**Given task**
Go through the records and show each line where the word "copy" occurs.

==============================

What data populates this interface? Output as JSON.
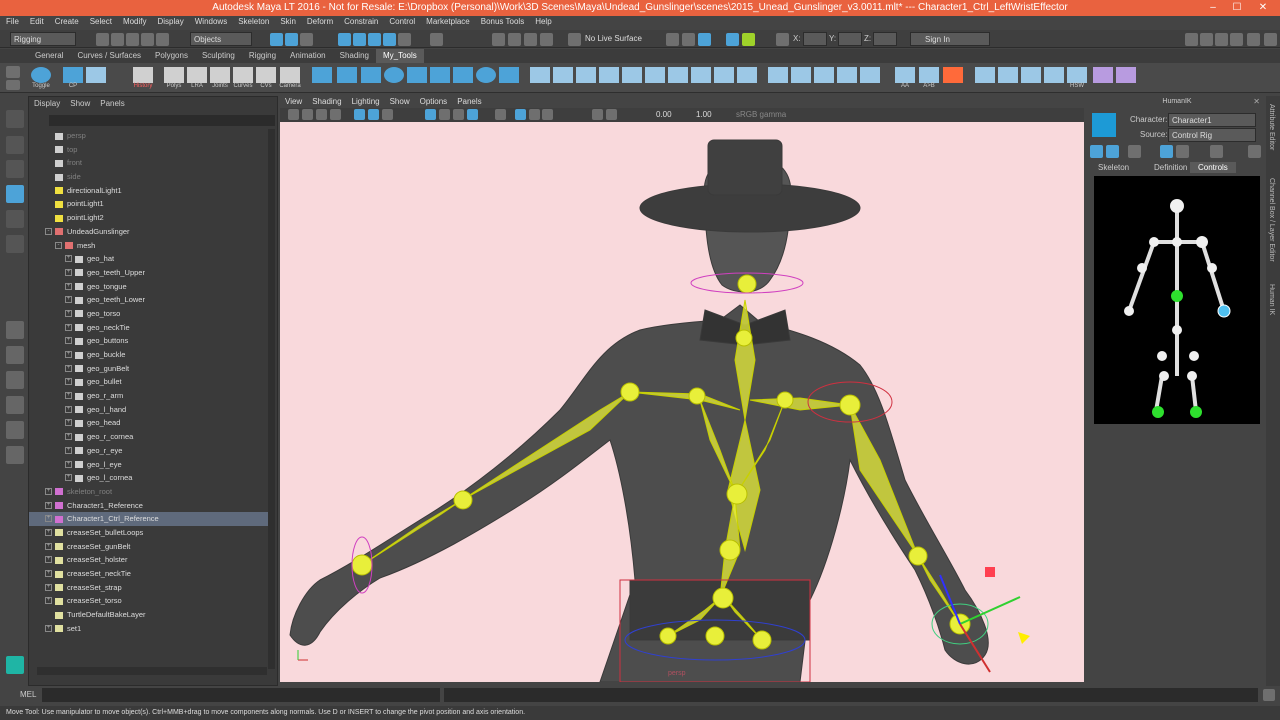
{
  "window": {
    "title": "Autodesk Maya LT 2016 - Not for Resale: E:\\Dropbox (Personal)\\Work\\3D Scenes\\Maya\\Undead_Gunslinger\\scenes\\2015_Unead_Gunslinger_v3.0011.mlt*  ---  Character1_Ctrl_LeftWristEffector",
    "min": "–",
    "max": "☐",
    "close": "✕"
  },
  "menubar": [
    "File",
    "Edit",
    "Create",
    "Select",
    "Modify",
    "Display",
    "Windows",
    "Skeleton",
    "Skin",
    "Deform",
    "Constrain",
    "Control",
    "Marketplace",
    "Bonus Tools",
    "Help"
  ],
  "status": {
    "menuset": "Rigging",
    "selmode": "Objects",
    "live_surface": "No Live Surface",
    "x_label": "X:",
    "y_label": "Y:",
    "z_label": "Z:",
    "signin": "Sign In"
  },
  "shelf_tabs": [
    "General",
    "Curves / Surfaces",
    "Polygons",
    "Sculpting",
    "Rigging",
    "Animation",
    "Shading",
    "My_Tools"
  ],
  "shelf_tabs_active": 7,
  "shelf_labels": [
    "Toggle",
    "CP",
    "History",
    "Polys",
    "LRA",
    "Joints",
    "Curves",
    "CVs",
    "Camera",
    "AA",
    "A>B",
    "HSW"
  ],
  "outliner": {
    "menu": [
      "Display",
      "Show",
      "Panels"
    ],
    "rows": [
      {
        "label": "persp",
        "indent": 1,
        "icon": "camera",
        "dim": true
      },
      {
        "label": "top",
        "indent": 1,
        "icon": "camera",
        "dim": true
      },
      {
        "label": "front",
        "indent": 1,
        "icon": "camera",
        "dim": true
      },
      {
        "label": "side",
        "indent": 1,
        "icon": "camera",
        "dim": true
      },
      {
        "label": "directionalLight1",
        "indent": 1,
        "icon": "light"
      },
      {
        "label": "pointLight1",
        "indent": 1,
        "icon": "light"
      },
      {
        "label": "pointLight2",
        "indent": 1,
        "icon": "light"
      },
      {
        "label": "UndeadGunslinger",
        "indent": 1,
        "icon": "group",
        "expander": "-"
      },
      {
        "label": "mesh",
        "indent": 2,
        "icon": "group",
        "expander": "-"
      },
      {
        "label": "geo_hat",
        "indent": 3,
        "icon": "mesh",
        "expander": "+"
      },
      {
        "label": "geo_teeth_Upper",
        "indent": 3,
        "icon": "mesh",
        "expander": "+"
      },
      {
        "label": "geo_tongue",
        "indent": 3,
        "icon": "mesh",
        "expander": "+"
      },
      {
        "label": "geo_teeth_Lower",
        "indent": 3,
        "icon": "mesh",
        "expander": "+"
      },
      {
        "label": "geo_torso",
        "indent": 3,
        "icon": "mesh",
        "expander": "+"
      },
      {
        "label": "geo_neckTie",
        "indent": 3,
        "icon": "mesh",
        "expander": "+"
      },
      {
        "label": "geo_buttons",
        "indent": 3,
        "icon": "mesh",
        "expander": "+"
      },
      {
        "label": "geo_buckle",
        "indent": 3,
        "icon": "mesh",
        "expander": "+"
      },
      {
        "label": "geo_gunBelt",
        "indent": 3,
        "icon": "mesh",
        "expander": "+"
      },
      {
        "label": "geo_bullet",
        "indent": 3,
        "icon": "mesh",
        "expander": "+"
      },
      {
        "label": "geo_r_arm",
        "indent": 3,
        "icon": "mesh",
        "expander": "+"
      },
      {
        "label": "geo_l_hand",
        "indent": 3,
        "icon": "mesh",
        "expander": "+"
      },
      {
        "label": "geo_head",
        "indent": 3,
        "icon": "mesh",
        "expander": "+"
      },
      {
        "label": "geo_r_cornea",
        "indent": 3,
        "icon": "mesh",
        "expander": "+"
      },
      {
        "label": "geo_r_eye",
        "indent": 3,
        "icon": "mesh",
        "expander": "+"
      },
      {
        "label": "geo_l_eye",
        "indent": 3,
        "icon": "mesh",
        "expander": "+"
      },
      {
        "label": "geo_l_cornea",
        "indent": 3,
        "icon": "mesh",
        "expander": "+"
      },
      {
        "label": "skeleton_root",
        "indent": 1,
        "icon": "joint",
        "expander": "+",
        "dim": true
      },
      {
        "label": "Character1_Reference",
        "indent": 1,
        "icon": "joint",
        "expander": "+"
      },
      {
        "label": "Character1_Ctrl_Reference",
        "indent": 1,
        "icon": "joint",
        "expander": "+",
        "selected": true
      },
      {
        "label": "creaseSet_bulletLoops",
        "indent": 1,
        "icon": "set",
        "expander": "+"
      },
      {
        "label": "creaseSet_gunBelt",
        "indent": 1,
        "icon": "set",
        "expander": "+"
      },
      {
        "label": "creaseSet_holster",
        "indent": 1,
        "icon": "set",
        "expander": "+"
      },
      {
        "label": "creaseSet_neckTie",
        "indent": 1,
        "icon": "set",
        "expander": "+"
      },
      {
        "label": "creaseSet_strap",
        "indent": 1,
        "icon": "set",
        "expander": "+"
      },
      {
        "label": "creaseSet_torso",
        "indent": 1,
        "icon": "set",
        "expander": "+"
      },
      {
        "label": "TurtleDefaultBakeLayer",
        "indent": 1,
        "icon": "set"
      },
      {
        "label": "set1",
        "indent": 1,
        "icon": "set",
        "expander": "+"
      }
    ]
  },
  "viewport": {
    "menu": [
      "View",
      "Shading",
      "Lighting",
      "Show",
      "Options",
      "Panels"
    ],
    "exposure": "0.00",
    "gamma": "1.00",
    "colorspace": "sRGB gamma",
    "camera_label": "persp"
  },
  "hik": {
    "title": "HumanIK",
    "character_label": "Character:",
    "character_value": "Character1",
    "source_label": "Source:",
    "source_value": "Control Rig",
    "tabs": [
      "Skeleton",
      "Definition",
      "Controls"
    ],
    "active_tab": 2
  },
  "side_tabs": [
    "Attribute Editor",
    "Channel Box / Layer Editor",
    "Human IK"
  ],
  "cmdline": {
    "label": "MEL"
  },
  "helpline": "Move Tool: Use manipulator to move object(s). Ctrl+MMB+drag to move components along normals. Use D or INSERT to change the pivot position and axis orientation.",
  "colors": {
    "titlebar": "#e9623f",
    "viewport_bg": "#f9d9dc",
    "joint": "#e8ef3a",
    "selected_blue": "#4da3d8"
  }
}
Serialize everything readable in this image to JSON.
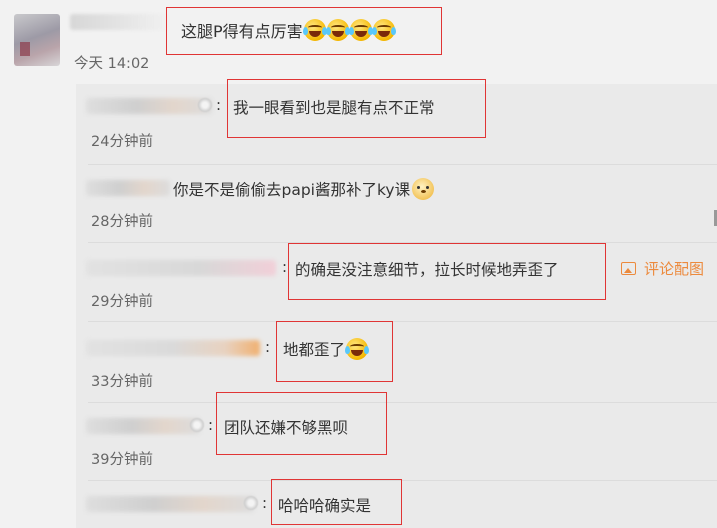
{
  "post": {
    "text": "这腿P得有点厉害",
    "emoji_icon": "laughing-crying-emoji",
    "emoji_count": 4,
    "time": "今天 14:02"
  },
  "comments": [
    {
      "colon": ":",
      "text": "我一眼看到也是腿有点不正常",
      "time": "24分钟前"
    },
    {
      "colon": "",
      "text": "你是不是偷偷去papi酱那补了ky课",
      "emoji_icon": "dog-emoji",
      "time": "28分钟前"
    },
    {
      "colon": ":",
      "text": "的确是没注意细节，拉长时候地弄歪了",
      "picture_link": "评论配图",
      "time": "29分钟前"
    },
    {
      "colon": ":",
      "text": "地都歪了",
      "emoji_icon": "laughing-crying-emoji",
      "time": "33分钟前"
    },
    {
      "colon": ":",
      "text": "团队还嫌不够黑呗",
      "time": "39分钟前"
    },
    {
      "colon": ":",
      "text": "哈哈哈确实是",
      "time": ""
    }
  ],
  "colors": {
    "highlight_border": "#e03535",
    "link": "#ec8a3d",
    "background": "#f2f2f2"
  }
}
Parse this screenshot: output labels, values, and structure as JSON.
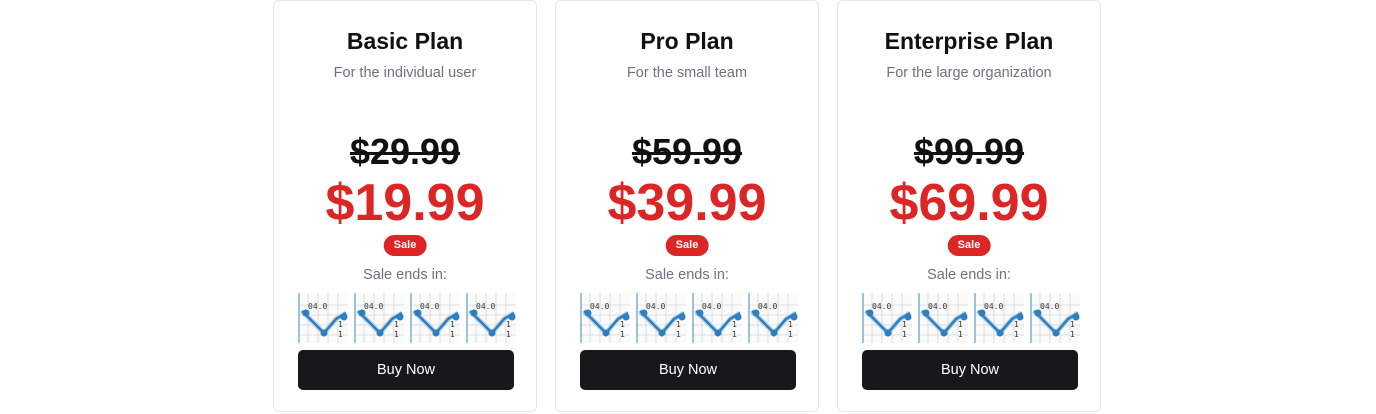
{
  "plans": [
    {
      "title": "Basic Plan",
      "subtitle": "For the individual user",
      "old_price": "$29.99",
      "new_price": "$19.99",
      "badge": "Sale",
      "ends_label": "Sale ends in:",
      "buy_label": "Buy Now"
    },
    {
      "title": "Pro Plan",
      "subtitle": "For the small team",
      "old_price": "$59.99",
      "new_price": "$39.99",
      "badge": "Sale",
      "ends_label": "Sale ends in:",
      "buy_label": "Buy Now"
    },
    {
      "title": "Enterprise Plan",
      "subtitle": "For the large organization",
      "old_price": "$99.99",
      "new_price": "$69.99",
      "badge": "Sale",
      "ends_label": "Sale ends in:",
      "buy_label": "Buy Now"
    }
  ],
  "timer_tile_icon": "broken-chart-thumbnail-icon",
  "colors": {
    "sale_red": "#dc2626",
    "button_dark": "#18181b",
    "muted_text": "#6b7280",
    "border": "#e5e7eb",
    "thumb_blue": "#2f7fbf"
  }
}
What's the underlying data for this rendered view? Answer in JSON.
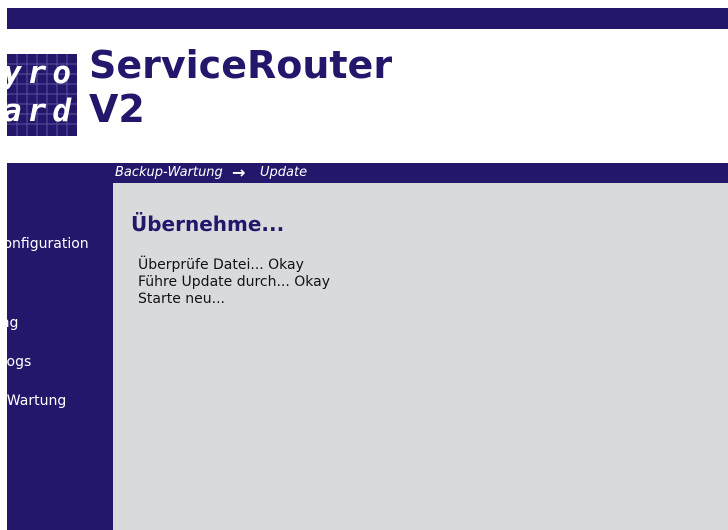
{
  "header": {
    "logo_line1": "yro",
    "logo_line2": "ard",
    "title_line1": "ServiceRouter",
    "title_line2": "V2"
  },
  "sidebar": {
    "items": [
      {
        "label": "Konfiguration"
      },
      {
        "label": "Wartung"
      },
      {
        "label": "Logs"
      },
      {
        "label": "Backup-Wartung"
      }
    ]
  },
  "breadcrumb": {
    "parent": "Backup-Wartung",
    "separator": "→",
    "current": "Update"
  },
  "main": {
    "heading": "Übernehme...",
    "log_lines": [
      "Überprüfe Datei... Okay",
      "Führe Update durch... Okay",
      "Starte neu..."
    ]
  },
  "colors": {
    "brand": "#22176b",
    "content_bg": "#d9dadc"
  }
}
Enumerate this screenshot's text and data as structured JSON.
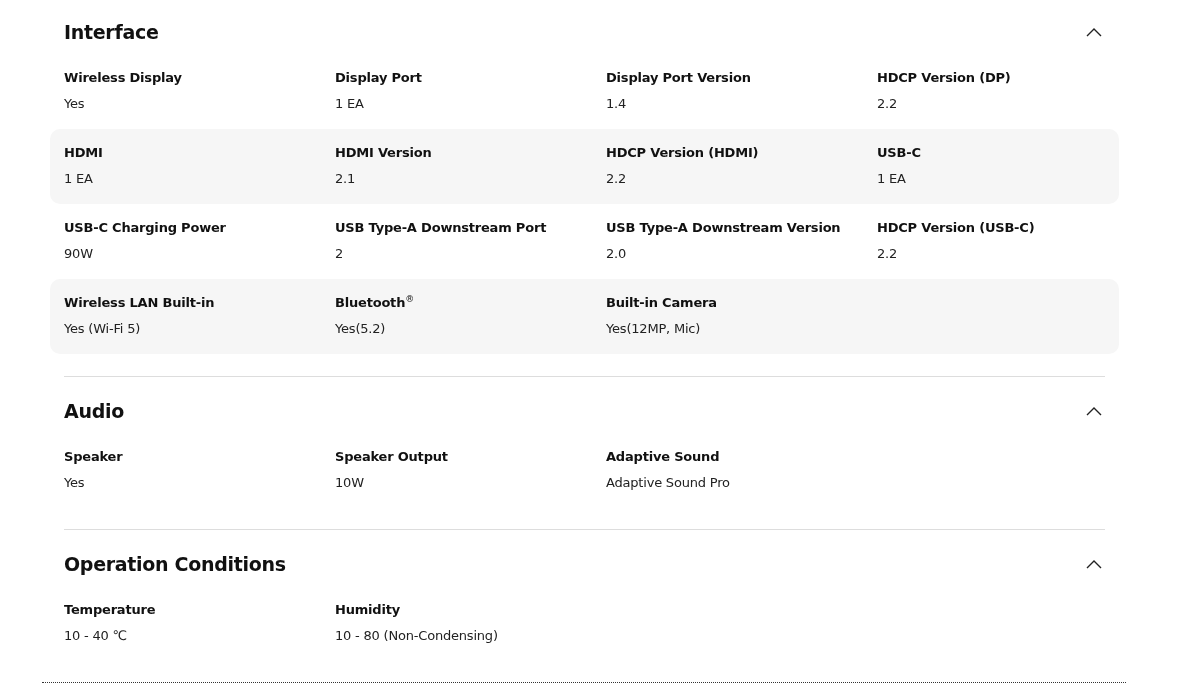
{
  "sections": [
    {
      "title": "Interface",
      "expanded": true,
      "rows": [
        {
          "shaded": false,
          "specs": [
            {
              "label": "Wireless Display",
              "value": "Yes"
            },
            {
              "label": "Display Port",
              "value": "1 EA"
            },
            {
              "label": "Display Port Version",
              "value": "1.4"
            },
            {
              "label": "HDCP Version (DP)",
              "value": "2.2"
            }
          ]
        },
        {
          "shaded": true,
          "specs": [
            {
              "label": "HDMI",
              "value": "1 EA"
            },
            {
              "label": "HDMI Version",
              "value": "2.1"
            },
            {
              "label": "HDCP Version (HDMI)",
              "value": "2.2"
            },
            {
              "label": "USB-C",
              "value": "1 EA"
            }
          ]
        },
        {
          "shaded": false,
          "specs": [
            {
              "label": "USB-C Charging Power",
              "value": "90W"
            },
            {
              "label": "USB Type-A Downstream Port",
              "value": "2"
            },
            {
              "label": "USB Type-A Downstream Version",
              "value": "2.0"
            },
            {
              "label": "HDCP Version (USB-C)",
              "value": "2.2"
            }
          ]
        },
        {
          "shaded": true,
          "specs": [
            {
              "label": "Wireless LAN Built-in",
              "value": "Yes (Wi-Fi 5)"
            },
            {
              "label": "Bluetooth$^{®}$",
              "value": "Yes(5.2)"
            },
            {
              "label": "Built-in Camera",
              "value": "Yes(12MP, Mic)"
            }
          ]
        }
      ]
    },
    {
      "title": "Audio",
      "expanded": true,
      "rows": [
        {
          "shaded": false,
          "specs": [
            {
              "label": "Speaker",
              "value": "Yes"
            },
            {
              "label": "Speaker Output",
              "value": "10W"
            },
            {
              "label": "Adaptive Sound",
              "value": "Adaptive Sound Pro"
            }
          ]
        }
      ]
    },
    {
      "title": "Operation Conditions",
      "expanded": true,
      "rows": [
        {
          "shaded": false,
          "specs": [
            {
              "label": "Temperature",
              "value": "10 - 40 ℃"
            },
            {
              "label": "Humidity",
              "value": "10 - 80 (Non-Condensing)"
            }
          ]
        }
      ]
    }
  ]
}
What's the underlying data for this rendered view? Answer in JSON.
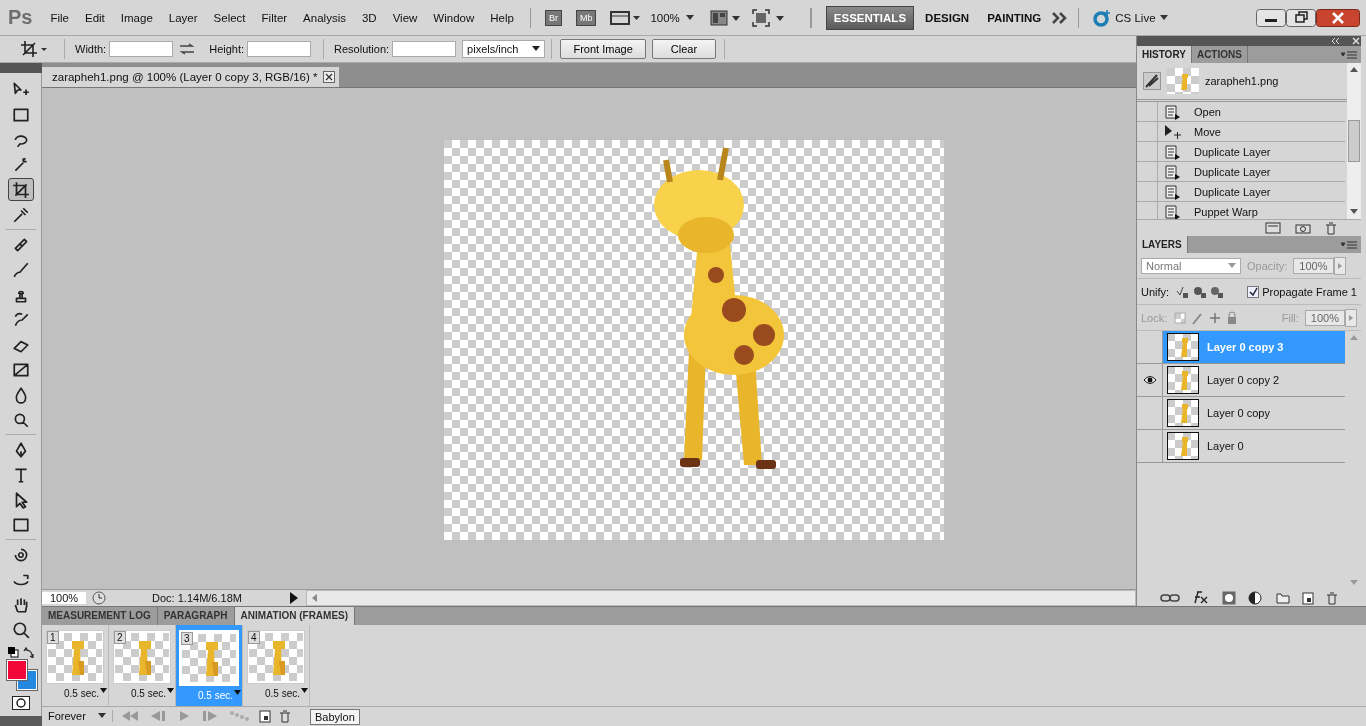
{
  "menu_bar": {
    "logo": "Ps",
    "items": [
      "File",
      "Edit",
      "Image",
      "Layer",
      "Select",
      "Filter",
      "Analysis",
      "3D",
      "View",
      "Window",
      "Help"
    ],
    "bridge": "Br",
    "mini_bridge": "Mb",
    "zoom": "100%",
    "workspaces": [
      {
        "label": "ESSENTIALS",
        "selected": true
      },
      {
        "label": "DESIGN",
        "selected": false
      },
      {
        "label": "PAINTING",
        "selected": false
      }
    ],
    "cs_live": "CS Live"
  },
  "options_bar": {
    "width_label": "Width:",
    "height_label": "Height:",
    "resolution_label": "Resolution:",
    "units": "pixels/inch",
    "buttons": [
      "Front Image",
      "Clear"
    ]
  },
  "document_tab": {
    "title": "zarapheh1.png @ 100% (Layer 0 copy 3, RGB/16) *"
  },
  "tools": [
    {
      "selected": false
    },
    {
      "selected": false
    },
    {
      "selected": false
    },
    {
      "selected": false
    },
    {
      "selected": true
    },
    {
      "selected": false
    },
    {
      "selected": false
    },
    {
      "selected": false
    },
    {
      "selected": false
    },
    {
      "selected": false
    },
    {
      "selected": false
    },
    {
      "selected": false
    },
    {
      "selected": false
    },
    {
      "selected": false
    },
    {
      "selected": false
    },
    {
      "selected": false
    },
    {
      "selected": false
    },
    {
      "selected": false
    },
    {
      "selected": false
    },
    {
      "selected": false
    },
    {
      "selected": false
    },
    {
      "selected": false
    }
  ],
  "swatches": [
    {
      "kind": "foreground",
      "color": "#f2073b"
    },
    {
      "kind": "background",
      "color": "#2288e0"
    }
  ],
  "status_bar": {
    "zoom": "100%",
    "doc": "Doc: 1.14M/6.18M"
  },
  "history": {
    "tabs": [
      {
        "label": "HISTORY",
        "selected": true
      },
      {
        "label": "ACTIONS",
        "selected": false
      }
    ],
    "snapshot": "zarapheh1.png",
    "steps": [
      {
        "kind": "command",
        "label": "Open"
      },
      {
        "kind": "move",
        "label": "Move"
      },
      {
        "kind": "command",
        "label": "Duplicate Layer"
      },
      {
        "kind": "command",
        "label": "Duplicate Layer"
      },
      {
        "kind": "command",
        "label": "Duplicate Layer"
      },
      {
        "kind": "command",
        "label": "Puppet Warp"
      }
    ]
  },
  "layers": {
    "tab": "LAYERS",
    "blend_mode": "Normal",
    "opacity_label": "Opacity:",
    "opacity": "100%",
    "unify_label": "Unify:",
    "propagate": {
      "label": "Propagate Frame 1",
      "checked": true
    },
    "lock_label": "Lock:",
    "fill_label": "Fill:",
    "fill": "100%",
    "items": [
      {
        "name": "Layer 0 copy 3",
        "selected": true,
        "visible": false
      },
      {
        "name": "Layer 0 copy 2",
        "selected": false,
        "visible": true
      },
      {
        "name": "Layer 0 copy",
        "selected": false,
        "visible": false
      },
      {
        "name": "Layer 0",
        "selected": false,
        "visible": false
      }
    ]
  },
  "animation": {
    "tabs": [
      {
        "label": "MEASUREMENT LOG",
        "selected": false
      },
      {
        "label": "PARAGRAPH",
        "selected": false
      },
      {
        "label": "ANIMATION (FRAMES)",
        "selected": true
      }
    ],
    "frames": [
      {
        "number": "1",
        "delay": "0.5 sec.",
        "selected": false
      },
      {
        "number": "2",
        "delay": "0.5 sec.",
        "selected": false
      },
      {
        "number": "3",
        "delay": "0.5 sec.",
        "selected": true
      },
      {
        "number": "4",
        "delay": "0.5 sec.",
        "selected": false
      }
    ],
    "loop": "Forever",
    "tooltip": "Babylon"
  }
}
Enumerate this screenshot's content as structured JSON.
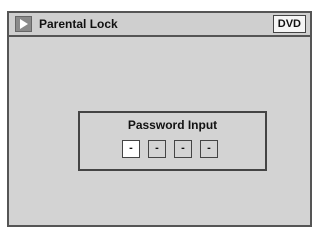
{
  "title_bar": {
    "icon": "play-icon",
    "title": "Parental Lock",
    "badge": "DVD"
  },
  "password_dialog": {
    "label": "Password Input",
    "digits": [
      "-",
      "-",
      "-",
      "-"
    ],
    "active_digit_index": 0
  },
  "colors": {
    "screen_bg": "#d3d3d3",
    "border": "#555555",
    "icon_bg": "#8a8a8a",
    "active_digit_bg": "#ffffff"
  }
}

==============================

**Answer to the exercise**
    "title": "zarapheh1.png @ 100% (Layer 0 copy 3, RGB/16) *"
        "name": "Layer 0 copy 3",
        "name": "Layer 0 copy 2",
        "name": "Layer 0 copy",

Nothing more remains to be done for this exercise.